──────── Task input
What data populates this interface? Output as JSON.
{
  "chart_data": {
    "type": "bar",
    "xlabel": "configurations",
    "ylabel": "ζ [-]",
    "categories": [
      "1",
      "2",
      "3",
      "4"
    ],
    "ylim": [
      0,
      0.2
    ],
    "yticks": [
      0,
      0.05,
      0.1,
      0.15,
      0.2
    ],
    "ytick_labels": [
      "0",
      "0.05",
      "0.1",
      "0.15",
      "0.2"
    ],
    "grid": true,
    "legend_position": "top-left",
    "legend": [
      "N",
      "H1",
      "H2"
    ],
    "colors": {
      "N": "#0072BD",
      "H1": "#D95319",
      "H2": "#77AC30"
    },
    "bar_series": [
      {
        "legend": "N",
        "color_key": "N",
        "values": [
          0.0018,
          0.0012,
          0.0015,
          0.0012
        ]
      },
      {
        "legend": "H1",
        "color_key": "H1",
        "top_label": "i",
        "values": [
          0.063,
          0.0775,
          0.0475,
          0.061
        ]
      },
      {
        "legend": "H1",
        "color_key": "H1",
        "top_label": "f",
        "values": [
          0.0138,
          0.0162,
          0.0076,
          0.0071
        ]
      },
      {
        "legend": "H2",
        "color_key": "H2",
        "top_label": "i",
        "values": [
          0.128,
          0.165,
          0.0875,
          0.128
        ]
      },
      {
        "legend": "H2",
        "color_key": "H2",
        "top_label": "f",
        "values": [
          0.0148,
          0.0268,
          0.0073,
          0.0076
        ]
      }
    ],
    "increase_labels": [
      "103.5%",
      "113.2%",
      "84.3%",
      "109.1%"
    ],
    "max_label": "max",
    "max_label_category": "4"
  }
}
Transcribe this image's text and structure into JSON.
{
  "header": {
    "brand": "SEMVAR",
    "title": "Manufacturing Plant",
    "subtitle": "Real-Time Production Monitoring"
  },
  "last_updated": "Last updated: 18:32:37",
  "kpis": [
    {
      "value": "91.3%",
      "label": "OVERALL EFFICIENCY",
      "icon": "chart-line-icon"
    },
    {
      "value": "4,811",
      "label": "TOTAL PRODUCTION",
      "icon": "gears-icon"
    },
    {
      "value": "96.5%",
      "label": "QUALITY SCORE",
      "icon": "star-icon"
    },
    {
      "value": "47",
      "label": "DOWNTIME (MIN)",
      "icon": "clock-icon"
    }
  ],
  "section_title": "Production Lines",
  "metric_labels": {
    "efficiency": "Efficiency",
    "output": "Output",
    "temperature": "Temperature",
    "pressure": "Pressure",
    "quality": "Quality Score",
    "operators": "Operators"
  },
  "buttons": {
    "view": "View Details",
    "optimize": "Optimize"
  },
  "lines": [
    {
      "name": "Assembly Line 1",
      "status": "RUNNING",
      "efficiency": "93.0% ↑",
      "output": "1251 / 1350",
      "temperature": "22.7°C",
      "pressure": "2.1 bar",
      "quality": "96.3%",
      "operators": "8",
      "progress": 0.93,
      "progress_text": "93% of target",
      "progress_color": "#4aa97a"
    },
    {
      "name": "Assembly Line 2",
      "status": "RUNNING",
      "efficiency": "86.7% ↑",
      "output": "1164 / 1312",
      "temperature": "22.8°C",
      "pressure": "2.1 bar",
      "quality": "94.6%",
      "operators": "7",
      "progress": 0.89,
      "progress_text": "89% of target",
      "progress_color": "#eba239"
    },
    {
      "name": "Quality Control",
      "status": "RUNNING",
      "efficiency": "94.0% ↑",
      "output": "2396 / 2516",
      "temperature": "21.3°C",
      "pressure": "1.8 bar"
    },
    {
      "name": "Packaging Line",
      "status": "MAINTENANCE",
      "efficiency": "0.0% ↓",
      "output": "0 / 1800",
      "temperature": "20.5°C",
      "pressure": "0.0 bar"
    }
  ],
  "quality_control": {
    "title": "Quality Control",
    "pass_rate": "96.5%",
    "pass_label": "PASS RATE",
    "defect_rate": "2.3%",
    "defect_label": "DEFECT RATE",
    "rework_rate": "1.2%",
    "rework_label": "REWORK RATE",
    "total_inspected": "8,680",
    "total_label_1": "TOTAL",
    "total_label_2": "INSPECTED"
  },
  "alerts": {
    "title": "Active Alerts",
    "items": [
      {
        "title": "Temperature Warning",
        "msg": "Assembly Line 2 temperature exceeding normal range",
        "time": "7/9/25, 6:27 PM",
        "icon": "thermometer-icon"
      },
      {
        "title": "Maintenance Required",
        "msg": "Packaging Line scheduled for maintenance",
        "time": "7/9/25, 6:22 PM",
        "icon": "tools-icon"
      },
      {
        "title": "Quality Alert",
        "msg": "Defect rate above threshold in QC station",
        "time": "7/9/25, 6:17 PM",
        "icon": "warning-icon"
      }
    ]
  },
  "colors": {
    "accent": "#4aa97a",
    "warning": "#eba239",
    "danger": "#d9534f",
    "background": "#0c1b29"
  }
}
────────────────
#### [Set exercise]
All of the data needs to be reproduced exactly, with no line missing.

#### [Result for this task]
What data populates this interface? Output as JSON.
{
  "chart_data": {
    "type": "bar",
    "xlabel": "configurations",
    "ylabel": "ζ [-]",
    "categories": [
      "1",
      "2",
      "3",
      "4"
    ],
    "ylim": [
      0,
      0.2
    ],
    "yticks": [
      0,
      0.05,
      0.1,
      0.15,
      0.2
    ],
    "ytick_labels": [
      "0",
      "0.05",
      "0.1",
      "0.15",
      "0.2"
    ],
    "grid": true,
    "legend_position": "top-left",
    "legend": [
      "N",
      "H1",
      "H2"
    ],
    "colors": {
      "N": "#0072BD",
      "H1": "#D95319",
      "H2": "#77AC30"
    },
    "bar_series": [
      {
        "legend": "N",
        "color_key": "N",
        "values": [
          0.0018,
          0.0012,
          0.0015,
          0.0012
        ]
      },
      {
        "legend": "H1",
        "color_key": "H1",
        "top_label": "i",
        "values": [
          0.063,
          0.0775,
          0.0475,
          0.061
        ]
      },
      {
        "legend": "H1",
        "color_key": "H1",
        "top_label": "f",
        "values": [
          0.0138,
          0.0162,
          0.0076,
          0.0071
        ]
      },
      {
        "legend": "H2",
        "color_key": "H2",
        "top_label": "i",
        "values": [
          0.128,
          0.165,
          0.0875,
          0.128
        ]
      },
      {
        "legend": "H2",
        "color_key": "H2",
        "top_label": "f",
        "values": [
          0.0148,
          0.0268,
          0.0073,
          0.0076
        ]
      }
    ],
    "increase_labels": [
      "103.5%",
      "113.2%",
      "84.3%",
      "109.1%"
    ],
    "max_label": "max",
    "max_label_category": "4"
  }
}
Transcribe this image's text and structure into JSON.
{
  "header": {
    "brand": "SEMVAR",
    "title": "Manufacturing Plant",
    "subtitle": "Real-Time Production Monitoring"
  },
  "last_updated": "Last updated: 18:32:37",
  "kpis": [
    {
      "value": "91.3%",
      "label": "OVERALL EFFICIENCY",
      "icon": "chart-line-icon"
    },
    {
      "value": "4,811",
      "label": "TOTAL PRODUCTION",
      "icon": "gears-icon"
    },
    {
      "value": "96.5%",
      "label": "QUALITY SCORE",
      "icon": "star-icon"
    },
    {
      "value": "47",
      "label": "DOWNTIME (MIN)",
      "icon": "clock-icon"
    }
  ],
  "section_title": "Production Lines",
  "metric_labels": {
    "efficiency": "Efficiency",
    "output": "Output",
    "temperature": "Temperature",
    "pressure": "Pressure",
    "quality": "Quality Score",
    "operators": "Operators"
  },
  "buttons": {
    "view": "View Details",
    "optimize": "Optimize"
  },
  "lines": [
    {
      "name": "Assembly Line 1",
      "status": "RUNNING",
      "efficiency": "93.0% ↑",
      "output": "1251 / 1350",
      "temperature": "22.7°C",
      "pressure": "2.1 bar",
      "quality": "96.3%",
      "operators": "8",
      "progress": 0.93,
      "progress_text": "93% of target",
      "progress_color": "#4aa97a"
    },
    {
      "name": "Assembly Line 2",
      "status": "RUNNING",
      "efficiency": "86.7% ↑",
      "output": "1164 / 1312",
      "temperature": "22.8°C",
      "pressure": "2.1 bar",
      "quality": "94.6%",
      "operators": "7",
      "progress": 0.89,
      "progress_text": "89% of target",
      "progress_color": "#eba239"
    },
    {
      "name": "Quality Control",
      "status": "RUNNING",
      "efficiency": "94.0% ↑",
      "output": "2396 / 2516",
      "temperature": "21.3°C",
      "pressure": "1.8 bar"
    },
    {
      "name": "Packaging Line",
      "status": "MAINTENANCE",
      "efficiency": "0.0% ↓",
      "output": "0 / 1800",
      "temperature": "20.5°C",
      "pressure": "0.0 bar"
    }
  ],
  "quality_control": {
    "title": "Quality Control",
    "pass_rate": "96.5%",
    "pass_label": "PASS RATE",
    "defect_rate": "2.3%",
    "defect_label": "DEFECT RATE",
    "rework_rate": "1.2%",
    "rework_label": "REWORK RATE",
    "total_inspected": "8,680",
    "total_label_1": "TOTAL",
    "total_label_2": "INSPECTED"
  },
  "alerts": {
    "title": "Active Alerts",
    "items": [
      {
        "title": "Temperature Warning",
        "msg": "Assembly Line 2 temperature exceeding normal range",
        "time": "7/9/25, 6:27 PM",
        "icon": "thermometer-icon"
      },
      {
        "title": "Maintenance Required",
        "msg": "Packaging Line scheduled for maintenance",
        "time": "7/9/25, 6:22 PM",
        "icon": "tools-icon"
      },
      {
        "title": "Quality Alert",
        "msg": "Defect rate above threshold in QC station",
        "time": "7/9/25, 6:17 PM",
        "icon": "warning-icon"
      }
    ]
  },
  "colors": {
    "accent": "#4aa97a",
    "warning": "#eba239",
    "danger": "#d9534f",
    "background": "#0c1b29"
  }
}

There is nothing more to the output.